Entries with figure data
::::::

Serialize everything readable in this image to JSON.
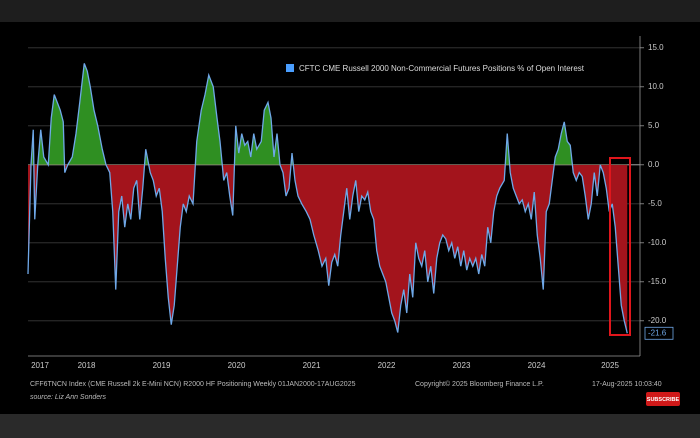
{
  "chart_data": {
    "type": "line",
    "legend": "CFTC CME Russell 2000 Non-Commercial Futures Positions % of Open Interest",
    "x": [
      2017.72,
      2017.76,
      2017.79,
      2017.81,
      2017.85,
      2017.89,
      2017.93,
      2017.99,
      2018.03,
      2018.07,
      2018.11,
      2018.15,
      2018.19,
      2018.21,
      2018.25,
      2018.31,
      2018.36,
      2018.41,
      2018.47,
      2018.51,
      2018.55,
      2018.6,
      2018.65,
      2018.71,
      2018.76,
      2018.81,
      2018.85,
      2018.89,
      2018.93,
      2018.97,
      2019.01,
      2019.05,
      2019.09,
      2019.13,
      2019.17,
      2019.21,
      2019.25,
      2019.29,
      2019.35,
      2019.39,
      2019.43,
      2019.47,
      2019.51,
      2019.55,
      2019.59,
      2019.63,
      2019.67,
      2019.71,
      2019.75,
      2019.79,
      2019.83,
      2019.87,
      2019.92,
      2019.97,
      2020.03,
      2020.08,
      2020.13,
      2020.19,
      2020.24,
      2020.28,
      2020.31,
      2020.33,
      2020.37,
      2020.41,
      2020.45,
      2020.49,
      2020.53,
      2020.57,
      2020.61,
      2020.65,
      2020.69,
      2020.73,
      2020.77,
      2020.83,
      2020.87,
      2020.92,
      2020.96,
      2021.0,
      2021.04,
      2021.08,
      2021.12,
      2021.16,
      2021.2,
      2021.24,
      2021.28,
      2021.32,
      2021.37,
      2021.43,
      2021.48,
      2021.53,
      2021.59,
      2021.64,
      2021.69,
      2021.73,
      2021.77,
      2021.81,
      2021.85,
      2021.89,
      2021.93,
      2021.97,
      2022.01,
      2022.05,
      2022.09,
      2022.13,
      2022.17,
      2022.21,
      2022.25,
      2022.29,
      2022.33,
      2022.37,
      2022.41,
      2022.45,
      2022.49,
      2022.53,
      2022.57,
      2022.61,
      2022.65,
      2022.69,
      2022.73,
      2022.77,
      2022.81,
      2022.85,
      2022.89,
      2022.93,
      2022.97,
      2023.01,
      2023.05,
      2023.09,
      2023.13,
      2023.17,
      2023.21,
      2023.25,
      2023.29,
      2023.33,
      2023.37,
      2023.41,
      2023.45,
      2023.49,
      2023.53,
      2023.57,
      2023.61,
      2023.65,
      2023.69,
      2023.73,
      2023.77,
      2023.81,
      2023.85,
      2023.89,
      2023.93,
      2023.97,
      2024.01,
      2024.07,
      2024.11,
      2024.15,
      2024.19,
      2024.23,
      2024.27,
      2024.31,
      2024.35,
      2024.39,
      2024.43,
      2024.47,
      2024.51,
      2024.55,
      2024.59,
      2024.63,
      2024.67,
      2024.71,
      2024.75,
      2024.79,
      2024.83,
      2024.87,
      2024.91,
      2024.95,
      2024.99,
      2025.03,
      2025.07,
      2025.11,
      2025.15,
      2025.19,
      2025.23,
      2025.27,
      2025.31,
      2025.35,
      2025.39,
      2025.43,
      2025.47,
      2025.51,
      2025.55,
      2025.59,
      2025.63,
      2025.67,
      2025.71
    ],
    "series": [
      {
        "name": "CFTC CME Russell 2000 Non-Commercial Futures Positions % of Open Interest",
        "color": "#6fa8e8",
        "values": [
          -14,
          0,
          4.5,
          -7,
          0,
          4.5,
          1,
          0,
          6,
          9,
          8,
          7,
          5.5,
          -1,
          0,
          1,
          4,
          8,
          13,
          12,
          10,
          7,
          5,
          2,
          0,
          -1,
          -6,
          -16,
          -6,
          -4,
          -8,
          -5,
          -7,
          -3,
          -2,
          -7,
          -3,
          2,
          -1,
          -2,
          -4,
          -3,
          -6,
          -12,
          -17,
          -20.5,
          -18,
          -13,
          -8,
          -5,
          -6,
          -4,
          -5,
          3,
          7,
          9,
          11.5,
          10,
          6,
          3,
          0,
          -2,
          -1,
          -4,
          -6.5,
          5,
          1.5,
          4,
          2.5,
          3,
          1,
          4,
          2,
          3,
          7,
          8,
          6,
          1,
          4,
          0,
          -1,
          -4,
          -3,
          1.5,
          -2,
          -4,
          -5,
          -6,
          -7,
          -9,
          -11,
          -13,
          -12,
          -15.5,
          -12.5,
          -11.5,
          -13,
          -9,
          -6,
          -3,
          -7,
          -4,
          -2,
          -6,
          -4,
          -4.5,
          -3.5,
          -6,
          -7,
          -11,
          -13,
          -14,
          -15,
          -17,
          -19,
          -20,
          -21.5,
          -18,
          -16,
          -19,
          -14,
          -17,
          -10,
          -12,
          -13,
          -11,
          -15,
          -13,
          -16.5,
          -12,
          -10,
          -9,
          -9.5,
          -11,
          -10,
          -12,
          -10.5,
          -13,
          -11,
          -13.5,
          -12,
          -13,
          -12,
          -14,
          -11.5,
          -13,
          -8,
          -10,
          -6,
          -4,
          -3,
          -2,
          4,
          -1,
          -3,
          -4,
          -5,
          -4.5,
          -6,
          -5,
          -7,
          -3.5,
          -9,
          -12,
          -16,
          -6,
          -5,
          -2,
          1,
          2,
          4,
          5.5,
          3,
          2.5,
          -1,
          -2,
          -1,
          -1.5,
          -4,
          -7,
          -5,
          -1,
          -4,
          0,
          -1,
          -3,
          -6,
          -5,
          -8,
          -13,
          -18,
          -20,
          -21.6
        ]
      }
    ],
    "fill_colors": {
      "above": "#2f8f22",
      "below": "#a3141c"
    },
    "xlim": [
      2017.72,
      2025.88
    ],
    "xticks": [
      {
        "value": 2017.88,
        "label": "2017"
      },
      {
        "value": 2018.5,
        "label": "2018"
      },
      {
        "value": 2019.5,
        "label": "2019"
      },
      {
        "value": 2020.5,
        "label": "2020"
      },
      {
        "value": 2021.5,
        "label": "2021"
      },
      {
        "value": 2022.5,
        "label": "2022"
      },
      {
        "value": 2023.5,
        "label": "2023"
      },
      {
        "value": 2024.5,
        "label": "2024"
      },
      {
        "value": 2025.48,
        "label": "2025"
      }
    ],
    "ylim": [
      -24,
      16
    ],
    "yticks": [
      {
        "value": 15,
        "label": "15.0"
      },
      {
        "value": 10,
        "label": "10.0"
      },
      {
        "value": 5,
        "label": "5.0"
      },
      {
        "value": 0,
        "label": "0.0"
      },
      {
        "value": -5,
        "label": "-5.0"
      },
      {
        "value": -10,
        "label": "-10.0"
      },
      {
        "value": -15,
        "label": "-15.0"
      },
      {
        "value": -20,
        "label": "-20.0"
      }
    ],
    "grid": true,
    "footer": {
      "index": "CFF6TNCN Index (CME Russell 2k E-Mini NCN) R2000 HF Positioning  Weekly 01JAN2000-17AUG2025",
      "copyright": "Copyright© 2025 Bloomberg Finance L.P.",
      "timestamp": "17-Aug-2025 10:03:40",
      "source": "source: Liz Ann Sonders"
    }
  },
  "overlay": {
    "badge": "SUBSCRIBE"
  }
}
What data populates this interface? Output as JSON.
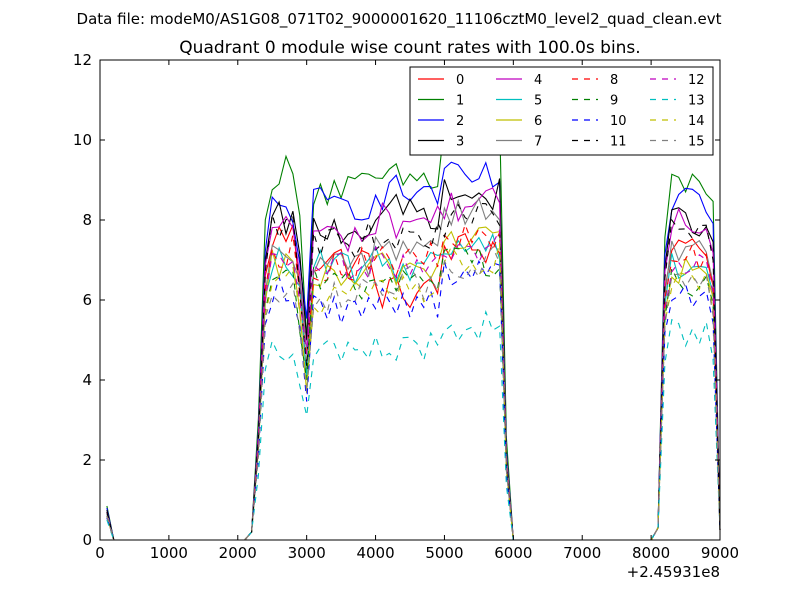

::::::

Exercise description> Show all lines from the data above in which the word "CFTC" appears.

Expected answer>
    "legend": "CFTC CME Russell 2000 Non-Commercial Futures Positions % of Open Interest",
        "name": "CFTC CME Russell 2000 Non-Commercial Futures Positions % of Open Interest",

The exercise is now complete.